> [YOUR OBJECTIVE] Repeat the whole listing exactly as written.
··· INFORMATION GIVEN ···
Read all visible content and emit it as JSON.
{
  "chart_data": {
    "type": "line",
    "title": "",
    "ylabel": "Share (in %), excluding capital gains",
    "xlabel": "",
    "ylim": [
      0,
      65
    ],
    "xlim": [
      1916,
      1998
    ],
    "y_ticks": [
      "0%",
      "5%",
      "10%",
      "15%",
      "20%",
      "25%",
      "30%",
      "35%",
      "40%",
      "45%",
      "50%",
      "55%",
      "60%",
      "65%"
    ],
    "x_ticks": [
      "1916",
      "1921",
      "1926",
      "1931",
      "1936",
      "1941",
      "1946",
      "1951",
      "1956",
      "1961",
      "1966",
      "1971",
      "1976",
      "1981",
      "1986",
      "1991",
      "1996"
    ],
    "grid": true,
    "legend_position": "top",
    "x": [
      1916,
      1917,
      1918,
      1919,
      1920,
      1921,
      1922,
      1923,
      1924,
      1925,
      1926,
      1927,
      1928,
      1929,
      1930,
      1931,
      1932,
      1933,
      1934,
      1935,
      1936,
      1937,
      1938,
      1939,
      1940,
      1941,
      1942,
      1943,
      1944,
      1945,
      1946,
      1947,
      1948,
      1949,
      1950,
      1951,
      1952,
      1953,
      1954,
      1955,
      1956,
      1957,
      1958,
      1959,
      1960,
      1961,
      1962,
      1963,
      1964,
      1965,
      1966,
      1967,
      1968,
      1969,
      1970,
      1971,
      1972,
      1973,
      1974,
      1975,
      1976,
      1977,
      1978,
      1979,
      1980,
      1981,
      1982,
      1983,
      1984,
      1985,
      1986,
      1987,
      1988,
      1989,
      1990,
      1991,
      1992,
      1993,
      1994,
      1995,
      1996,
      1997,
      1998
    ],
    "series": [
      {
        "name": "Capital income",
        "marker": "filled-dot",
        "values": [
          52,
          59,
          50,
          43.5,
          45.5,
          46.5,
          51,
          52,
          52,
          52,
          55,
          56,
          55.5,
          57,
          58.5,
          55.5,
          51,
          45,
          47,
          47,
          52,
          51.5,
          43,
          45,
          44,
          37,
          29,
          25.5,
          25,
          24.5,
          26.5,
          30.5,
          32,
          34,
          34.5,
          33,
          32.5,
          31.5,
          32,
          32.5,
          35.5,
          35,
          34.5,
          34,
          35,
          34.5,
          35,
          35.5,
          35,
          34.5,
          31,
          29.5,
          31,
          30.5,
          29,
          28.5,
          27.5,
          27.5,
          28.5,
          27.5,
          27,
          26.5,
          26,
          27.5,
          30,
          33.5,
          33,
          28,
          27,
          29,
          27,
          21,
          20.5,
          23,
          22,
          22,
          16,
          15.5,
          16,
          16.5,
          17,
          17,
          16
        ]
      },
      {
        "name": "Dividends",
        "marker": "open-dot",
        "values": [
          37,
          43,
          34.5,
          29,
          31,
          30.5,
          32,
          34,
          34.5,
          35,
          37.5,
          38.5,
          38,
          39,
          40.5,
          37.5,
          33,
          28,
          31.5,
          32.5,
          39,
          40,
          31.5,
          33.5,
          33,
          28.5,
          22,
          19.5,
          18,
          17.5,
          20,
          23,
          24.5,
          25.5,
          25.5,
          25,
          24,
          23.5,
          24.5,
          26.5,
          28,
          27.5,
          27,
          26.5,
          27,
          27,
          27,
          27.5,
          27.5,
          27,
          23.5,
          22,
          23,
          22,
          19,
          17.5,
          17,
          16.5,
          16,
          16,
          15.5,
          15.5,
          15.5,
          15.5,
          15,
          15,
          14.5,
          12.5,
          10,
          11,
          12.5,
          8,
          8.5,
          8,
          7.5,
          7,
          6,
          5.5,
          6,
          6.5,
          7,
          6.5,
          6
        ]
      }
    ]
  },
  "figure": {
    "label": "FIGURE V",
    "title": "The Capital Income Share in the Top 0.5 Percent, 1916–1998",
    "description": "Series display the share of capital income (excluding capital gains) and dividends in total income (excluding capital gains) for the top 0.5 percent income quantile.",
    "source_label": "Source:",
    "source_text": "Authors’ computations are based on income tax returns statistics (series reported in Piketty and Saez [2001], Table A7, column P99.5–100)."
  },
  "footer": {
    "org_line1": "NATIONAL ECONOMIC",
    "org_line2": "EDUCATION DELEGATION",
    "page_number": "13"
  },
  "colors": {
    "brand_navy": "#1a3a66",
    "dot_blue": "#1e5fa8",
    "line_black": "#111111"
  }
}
···
> [THE COMPLETED TASK]
Read all visible content and emit it as JSON.
{
  "chart_data": {
    "type": "line",
    "title": "",
    "ylabel": "Share (in %), excluding capital gains",
    "xlabel": "",
    "ylim": [
      0,
      65
    ],
    "xlim": [
      1916,
      1998
    ],
    "y_ticks": [
      "0%",
      "5%",
      "10%",
      "15%",
      "20%",
      "25%",
      "30%",
      "35%",
      "40%",
      "45%",
      "50%",
      "55%",
      "60%",
      "65%"
    ],
    "x_ticks": [
      "1916",
      "1921",
      "1926",
      "1931",
      "1936",
      "1941",
      "1946",
      "1951",
      "1956",
      "1961",
      "1966",
      "1971",
      "1976",
      "1981",
      "1986",
      "1991",
      "1996"
    ],
    "grid": true,
    "legend_position": "top",
    "x": [
      1916,
      1917,
      1918,
      1919,
      1920,
      1921,
      1922,
      1923,
      1924,
      1925,
      1926,
      1927,
      1928,
      1929,
      1930,
      1931,
      1932,
      1933,
      1934,
      1935,
      1936,
      1937,
      1938,
      1939,
      1940,
      1941,
      1942,
      1943,
      1944,
      1945,
      1946,
      1947,
      1948,
      1949,
      1950,
      1951,
      1952,
      1953,
      1954,
      1955,
      1956,
      1957,
      1958,
      1959,
      1960,
      1961,
      1962,
      1963,
      1964,
      1965,
      1966,
      1967,
      1968,
      1969,
      1970,
      1971,
      1972,
      1973,
      1974,
      1975,
      1976,
      1977,
      1978,
      1979,
      1980,
      1981,
      1982,
      1983,
      1984,
      1985,
      1986,
      1987,
      1988,
      1989,
      1990,
      1991,
      1992,
      1993,
      1994,
      1995,
      1996,
      1997,
      1998
    ],
    "series": [
      {
        "name": "Capital income",
        "marker": "filled-dot",
        "values": [
          52,
          59,
          50,
          43.5,
          45.5,
          46.5,
          51,
          52,
          52,
          52,
          55,
          56,
          55.5,
          57,
          58.5,
          55.5,
          51,
          45,
          47,
          47,
          52,
          51.5,
          43,
          45,
          44,
          37,
          29,
          25.5,
          25,
          24.5,
          26.5,
          30.5,
          32,
          34,
          34.5,
          33,
          32.5,
          31.5,
          32,
          32.5,
          35.5,
          35,
          34.5,
          34,
          35,
          34.5,
          35,
          35.5,
          35,
          34.5,
          31,
          29.5,
          31,
          30.5,
          29,
          28.5,
          27.5,
          27.5,
          28.5,
          27.5,
          27,
          26.5,
          26,
          27.5,
          30,
          33.5,
          33,
          28,
          27,
          29,
          27,
          21,
          20.5,
          23,
          22,
          22,
          16,
          15.5,
          16,
          16.5,
          17,
          17,
          16
        ]
      },
      {
        "name": "Dividends",
        "marker": "open-dot",
        "values": [
          37,
          43,
          34.5,
          29,
          31,
          30.5,
          32,
          34,
          34.5,
          35,
          37.5,
          38.5,
          38,
          39,
          40.5,
          37.5,
          33,
          28,
          31.5,
          32.5,
          39,
          40,
          31.5,
          33.5,
          33,
          28.5,
          22,
          19.5,
          18,
          17.5,
          20,
          23,
          24.5,
          25.5,
          25.5,
          25,
          24,
          23.5,
          24.5,
          26.5,
          28,
          27.5,
          27,
          26.5,
          27,
          27,
          27,
          27.5,
          27.5,
          27,
          23.5,
          22,
          23,
          22,
          19,
          17.5,
          17,
          16.5,
          16,
          16,
          15.5,
          15.5,
          15.5,
          15.5,
          15,
          15,
          14.5,
          12.5,
          10,
          11,
          12.5,
          8,
          8.5,
          8,
          7.5,
          7,
          6,
          5.5,
          6,
          6.5,
          7,
          6.5,
          6
        ]
      }
    ]
  },
  "figure": {
    "label": "FIGURE V",
    "title": "The Capital Income Share in the Top 0.5 Percent, 1916–1998",
    "description": "Series display the share of capital income (excluding capital gains) and dividends in total income (excluding capital gains) for the top 0.5 percent income quantile.",
    "source_label": "Source:",
    "source_text": "Authors’ computations are based on income tax returns statistics (series reported in Piketty and Saez [2001], Table A7, column P99.5–100)."
  },
  "footer": {
    "org_line1": "NATIONAL ECONOMIC",
    "org_line2": "EDUCATION DELEGATION",
    "page_number": "13"
  },
  "colors": {
    "brand_navy": "#1a3a66",
    "dot_blue": "#1e5fa8",
    "line_black": "#111111"
  }
}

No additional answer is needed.